The request: Pull out every line in the data that has the string "внутренние" in it.

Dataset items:
============

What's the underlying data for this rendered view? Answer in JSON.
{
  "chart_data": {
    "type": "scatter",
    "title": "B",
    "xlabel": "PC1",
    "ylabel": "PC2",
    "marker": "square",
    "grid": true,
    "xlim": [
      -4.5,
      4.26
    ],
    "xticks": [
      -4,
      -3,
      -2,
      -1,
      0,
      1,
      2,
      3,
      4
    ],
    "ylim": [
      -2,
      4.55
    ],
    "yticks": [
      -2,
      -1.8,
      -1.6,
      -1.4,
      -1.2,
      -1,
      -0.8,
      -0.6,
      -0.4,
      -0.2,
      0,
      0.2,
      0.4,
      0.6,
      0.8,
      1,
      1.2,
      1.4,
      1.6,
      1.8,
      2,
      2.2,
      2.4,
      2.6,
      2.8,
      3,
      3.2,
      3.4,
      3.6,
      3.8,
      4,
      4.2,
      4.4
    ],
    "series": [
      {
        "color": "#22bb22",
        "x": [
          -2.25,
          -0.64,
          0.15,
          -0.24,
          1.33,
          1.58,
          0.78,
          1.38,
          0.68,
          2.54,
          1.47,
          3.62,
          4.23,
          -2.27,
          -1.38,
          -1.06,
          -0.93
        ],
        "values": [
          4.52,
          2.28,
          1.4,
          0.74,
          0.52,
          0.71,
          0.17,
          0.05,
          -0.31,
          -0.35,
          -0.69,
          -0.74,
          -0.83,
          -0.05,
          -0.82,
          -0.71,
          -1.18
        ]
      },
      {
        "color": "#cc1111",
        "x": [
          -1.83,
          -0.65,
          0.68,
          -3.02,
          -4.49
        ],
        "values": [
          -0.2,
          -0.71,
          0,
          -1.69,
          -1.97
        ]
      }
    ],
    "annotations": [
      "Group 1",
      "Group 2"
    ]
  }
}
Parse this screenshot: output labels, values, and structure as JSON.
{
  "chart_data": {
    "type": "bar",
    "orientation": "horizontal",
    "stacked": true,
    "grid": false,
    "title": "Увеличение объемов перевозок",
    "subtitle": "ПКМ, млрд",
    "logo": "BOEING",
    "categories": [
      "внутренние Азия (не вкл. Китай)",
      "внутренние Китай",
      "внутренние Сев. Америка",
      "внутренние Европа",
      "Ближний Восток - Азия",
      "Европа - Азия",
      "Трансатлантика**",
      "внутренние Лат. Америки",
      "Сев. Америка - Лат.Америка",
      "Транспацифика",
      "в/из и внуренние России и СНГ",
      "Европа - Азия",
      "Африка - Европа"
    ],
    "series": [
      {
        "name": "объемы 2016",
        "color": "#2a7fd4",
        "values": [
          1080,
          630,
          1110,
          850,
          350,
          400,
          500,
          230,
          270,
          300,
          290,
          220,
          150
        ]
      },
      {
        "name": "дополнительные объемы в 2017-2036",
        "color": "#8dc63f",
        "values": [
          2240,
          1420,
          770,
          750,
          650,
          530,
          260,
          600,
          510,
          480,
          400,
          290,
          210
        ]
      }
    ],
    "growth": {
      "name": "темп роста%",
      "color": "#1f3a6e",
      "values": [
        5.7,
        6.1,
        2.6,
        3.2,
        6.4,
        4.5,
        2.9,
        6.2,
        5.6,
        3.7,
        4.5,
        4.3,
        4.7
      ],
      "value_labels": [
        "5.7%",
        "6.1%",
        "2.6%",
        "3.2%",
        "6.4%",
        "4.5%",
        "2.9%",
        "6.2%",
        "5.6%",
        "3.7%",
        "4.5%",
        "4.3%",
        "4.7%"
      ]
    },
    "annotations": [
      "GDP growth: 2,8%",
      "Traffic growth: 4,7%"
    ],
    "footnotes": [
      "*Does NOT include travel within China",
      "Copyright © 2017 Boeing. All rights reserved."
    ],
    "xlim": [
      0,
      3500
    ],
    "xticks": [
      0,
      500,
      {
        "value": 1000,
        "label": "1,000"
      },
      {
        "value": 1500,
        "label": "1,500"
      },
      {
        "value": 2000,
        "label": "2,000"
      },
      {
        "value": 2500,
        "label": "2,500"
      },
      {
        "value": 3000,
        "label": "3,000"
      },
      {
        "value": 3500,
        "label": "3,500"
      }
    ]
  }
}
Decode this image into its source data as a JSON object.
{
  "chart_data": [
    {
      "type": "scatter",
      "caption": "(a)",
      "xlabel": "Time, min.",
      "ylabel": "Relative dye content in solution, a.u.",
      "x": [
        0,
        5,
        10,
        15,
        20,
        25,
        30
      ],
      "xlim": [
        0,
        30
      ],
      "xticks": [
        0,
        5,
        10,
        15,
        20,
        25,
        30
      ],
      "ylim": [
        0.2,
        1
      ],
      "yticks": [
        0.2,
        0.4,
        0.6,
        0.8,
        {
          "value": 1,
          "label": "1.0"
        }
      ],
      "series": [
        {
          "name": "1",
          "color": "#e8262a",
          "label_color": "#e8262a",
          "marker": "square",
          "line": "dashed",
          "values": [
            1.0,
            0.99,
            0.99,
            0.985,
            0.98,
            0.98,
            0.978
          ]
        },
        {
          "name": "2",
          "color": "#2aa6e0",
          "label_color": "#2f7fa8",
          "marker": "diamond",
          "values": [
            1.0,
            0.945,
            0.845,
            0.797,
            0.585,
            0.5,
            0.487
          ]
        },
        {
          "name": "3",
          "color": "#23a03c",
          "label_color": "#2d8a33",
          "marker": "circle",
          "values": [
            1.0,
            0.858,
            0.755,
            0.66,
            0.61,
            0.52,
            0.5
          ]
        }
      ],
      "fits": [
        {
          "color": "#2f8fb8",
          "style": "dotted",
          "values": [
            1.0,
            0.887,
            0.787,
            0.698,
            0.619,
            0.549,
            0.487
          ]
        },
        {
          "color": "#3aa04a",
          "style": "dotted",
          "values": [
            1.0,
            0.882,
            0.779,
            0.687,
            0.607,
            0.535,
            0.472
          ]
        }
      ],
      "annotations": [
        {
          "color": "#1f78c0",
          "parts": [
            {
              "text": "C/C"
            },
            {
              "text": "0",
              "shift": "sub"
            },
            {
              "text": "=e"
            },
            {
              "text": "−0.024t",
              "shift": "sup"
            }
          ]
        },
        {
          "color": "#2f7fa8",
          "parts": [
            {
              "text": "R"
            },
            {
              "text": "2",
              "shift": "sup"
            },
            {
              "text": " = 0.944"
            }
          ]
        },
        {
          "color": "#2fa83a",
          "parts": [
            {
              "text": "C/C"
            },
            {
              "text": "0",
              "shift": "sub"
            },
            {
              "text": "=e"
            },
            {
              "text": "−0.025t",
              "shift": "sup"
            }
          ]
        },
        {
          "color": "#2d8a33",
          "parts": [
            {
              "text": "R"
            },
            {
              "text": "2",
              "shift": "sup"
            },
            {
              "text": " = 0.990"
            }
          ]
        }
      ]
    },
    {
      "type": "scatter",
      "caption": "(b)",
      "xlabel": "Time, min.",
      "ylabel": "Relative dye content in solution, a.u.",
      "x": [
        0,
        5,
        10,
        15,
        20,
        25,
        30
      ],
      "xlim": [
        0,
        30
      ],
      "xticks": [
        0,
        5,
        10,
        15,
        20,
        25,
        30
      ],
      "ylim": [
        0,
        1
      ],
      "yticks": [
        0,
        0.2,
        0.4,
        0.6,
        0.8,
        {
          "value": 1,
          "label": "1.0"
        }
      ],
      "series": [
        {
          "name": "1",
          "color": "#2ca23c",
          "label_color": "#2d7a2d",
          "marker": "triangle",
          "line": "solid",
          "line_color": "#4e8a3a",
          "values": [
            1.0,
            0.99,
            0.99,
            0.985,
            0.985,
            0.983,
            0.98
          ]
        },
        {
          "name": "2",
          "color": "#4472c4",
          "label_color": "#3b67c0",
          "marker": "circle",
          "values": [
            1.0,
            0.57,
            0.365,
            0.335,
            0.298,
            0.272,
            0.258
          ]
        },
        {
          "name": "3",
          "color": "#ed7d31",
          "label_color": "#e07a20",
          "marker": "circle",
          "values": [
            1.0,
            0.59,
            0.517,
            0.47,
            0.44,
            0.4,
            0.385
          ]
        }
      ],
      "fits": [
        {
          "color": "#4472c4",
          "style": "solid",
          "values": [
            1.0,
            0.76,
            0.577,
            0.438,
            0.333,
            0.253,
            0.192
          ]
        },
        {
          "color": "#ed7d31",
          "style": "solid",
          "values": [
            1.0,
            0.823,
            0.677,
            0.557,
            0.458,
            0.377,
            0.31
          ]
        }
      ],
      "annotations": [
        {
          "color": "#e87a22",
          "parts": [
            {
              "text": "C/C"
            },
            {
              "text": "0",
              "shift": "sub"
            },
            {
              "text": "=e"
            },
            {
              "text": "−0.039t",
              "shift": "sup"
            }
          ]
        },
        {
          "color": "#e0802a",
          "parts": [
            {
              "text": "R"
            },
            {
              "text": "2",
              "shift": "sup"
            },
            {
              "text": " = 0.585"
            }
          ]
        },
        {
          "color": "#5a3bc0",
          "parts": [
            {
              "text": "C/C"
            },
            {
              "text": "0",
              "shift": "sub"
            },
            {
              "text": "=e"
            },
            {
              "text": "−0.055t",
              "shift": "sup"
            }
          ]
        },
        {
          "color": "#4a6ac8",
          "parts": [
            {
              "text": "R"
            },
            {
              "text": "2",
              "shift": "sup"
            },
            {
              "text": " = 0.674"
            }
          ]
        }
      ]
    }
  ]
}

============

Answer to the exercise:
      "внутренние Азия (не вкл. Китай)",
      "внутренние Китай",
      "внутренние Сев. Америка",
      "внутренние Европа",
      "внутренние Лат. Америки",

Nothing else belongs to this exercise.